### [TO BE DONE]
All records should be reproduced verbatim.

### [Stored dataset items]
⟨

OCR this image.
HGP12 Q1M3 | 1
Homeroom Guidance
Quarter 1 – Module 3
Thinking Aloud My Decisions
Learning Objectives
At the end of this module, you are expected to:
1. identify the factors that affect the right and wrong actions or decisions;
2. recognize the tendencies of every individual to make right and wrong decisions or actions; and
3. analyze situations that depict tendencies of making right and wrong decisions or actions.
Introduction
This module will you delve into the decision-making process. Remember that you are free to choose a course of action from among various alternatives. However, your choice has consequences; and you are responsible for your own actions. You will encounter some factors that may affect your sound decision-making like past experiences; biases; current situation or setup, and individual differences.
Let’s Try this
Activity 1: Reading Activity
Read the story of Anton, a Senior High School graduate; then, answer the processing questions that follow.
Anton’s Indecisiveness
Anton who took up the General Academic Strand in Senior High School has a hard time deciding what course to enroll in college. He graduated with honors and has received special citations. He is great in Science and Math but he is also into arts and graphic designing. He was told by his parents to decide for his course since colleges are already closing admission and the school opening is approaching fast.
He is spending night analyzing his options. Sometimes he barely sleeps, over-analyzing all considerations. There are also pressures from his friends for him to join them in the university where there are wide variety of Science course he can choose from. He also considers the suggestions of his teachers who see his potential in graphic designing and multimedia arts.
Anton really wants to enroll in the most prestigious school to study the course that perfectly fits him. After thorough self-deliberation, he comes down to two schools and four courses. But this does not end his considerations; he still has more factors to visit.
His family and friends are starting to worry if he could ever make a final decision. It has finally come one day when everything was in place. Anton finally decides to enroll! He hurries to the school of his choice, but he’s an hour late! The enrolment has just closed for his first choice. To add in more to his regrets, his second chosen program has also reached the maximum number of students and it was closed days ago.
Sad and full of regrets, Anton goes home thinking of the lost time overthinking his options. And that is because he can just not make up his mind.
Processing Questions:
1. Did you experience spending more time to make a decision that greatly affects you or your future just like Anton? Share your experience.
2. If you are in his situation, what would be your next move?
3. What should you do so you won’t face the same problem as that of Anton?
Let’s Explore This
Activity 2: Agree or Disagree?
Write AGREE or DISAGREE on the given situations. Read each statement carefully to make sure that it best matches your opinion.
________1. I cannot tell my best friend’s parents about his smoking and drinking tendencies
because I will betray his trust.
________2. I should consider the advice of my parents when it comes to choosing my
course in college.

⟩

### [FULL OUTPUT]
OCR this image.
HGP12 Q1M3 | 1
Homeroom Guidance
Quarter 1 – Module 3
Thinking Aloud My Decisions
Learning Objectives
At the end of this module, you are expected to:
1. identify the factors that affect the right and wrong actions or decisions;
2. recognize the tendencies of every individual to make right and wrong decisions or actions; and
3. analyze situations that depict tendencies of making right and wrong decisions or actions.
Introduction
This module will you delve into the decision-making process. Remember that you are free to choose a course of action from among various alternatives. However, your choice has consequences; and you are responsible for your own actions. You will encounter some factors that may affect your sound decision-making like past experiences; biases; current situation or setup, and individual differences.
Let’s Try this
Activity 1: Reading Activity
Read the story of Anton, a Senior High School graduate; then, answer the processing questions that follow.
Anton’s Indecisiveness
Anton who took up the General Academic Strand in Senior High School has a hard time deciding what course to enroll in college. He graduated with honors and has received special citations. He is great in Science and Math but he is also into arts and graphic designing. He was told by his parents to decide for his course since colleges are already closing admission and the school opening is approaching fast.
He is spending night analyzing his options. Sometimes he barely sleeps, over-analyzing all considerations. There are also pressures from his friends for him to join them in the university where there are wide variety of Science course he can choose from. He also considers the suggestions of his teachers who see his potential in graphic designing and multimedia arts.
Anton really wants to enroll in the most prestigious school to study the course that perfectly fits him. After thorough self-deliberation, he comes down to two schools and four courses. But this does not end his considerations; he still has more factors to visit.
His family and friends are starting to worry if he could ever make a final decision. It has finally come one day when everything was in place. Anton finally decides to enroll! He hurries to the school of his choice, but he’s an hour late! The enrolment has just closed for his first choice. To add in more to his regrets, his second chosen program has also reached the maximum number of students and it was closed days ago.
Sad and full of regrets, Anton goes home thinking of the lost time overthinking his options. And that is because he can just not make up his mind.
Processing Questions:
1. Did you experience spending more time to make a decision that greatly affects you or your future just like Anton? Share your experience.
2. If you are in his situation, what would be your next move?
3. What should you do so you won’t face the same problem as that of Anton?
Let’s Explore This
Activity 2: Agree or Disagree?
Write AGREE or DISAGREE on the given situations. Read each statement carefully to make sure that it best matches your opinion.
________1. I cannot tell my best friend’s parents about his smoking and drinking tendencies
because I will betray his trust.
________2. I should consider the advice of my parents when it comes to choosing my
course in college.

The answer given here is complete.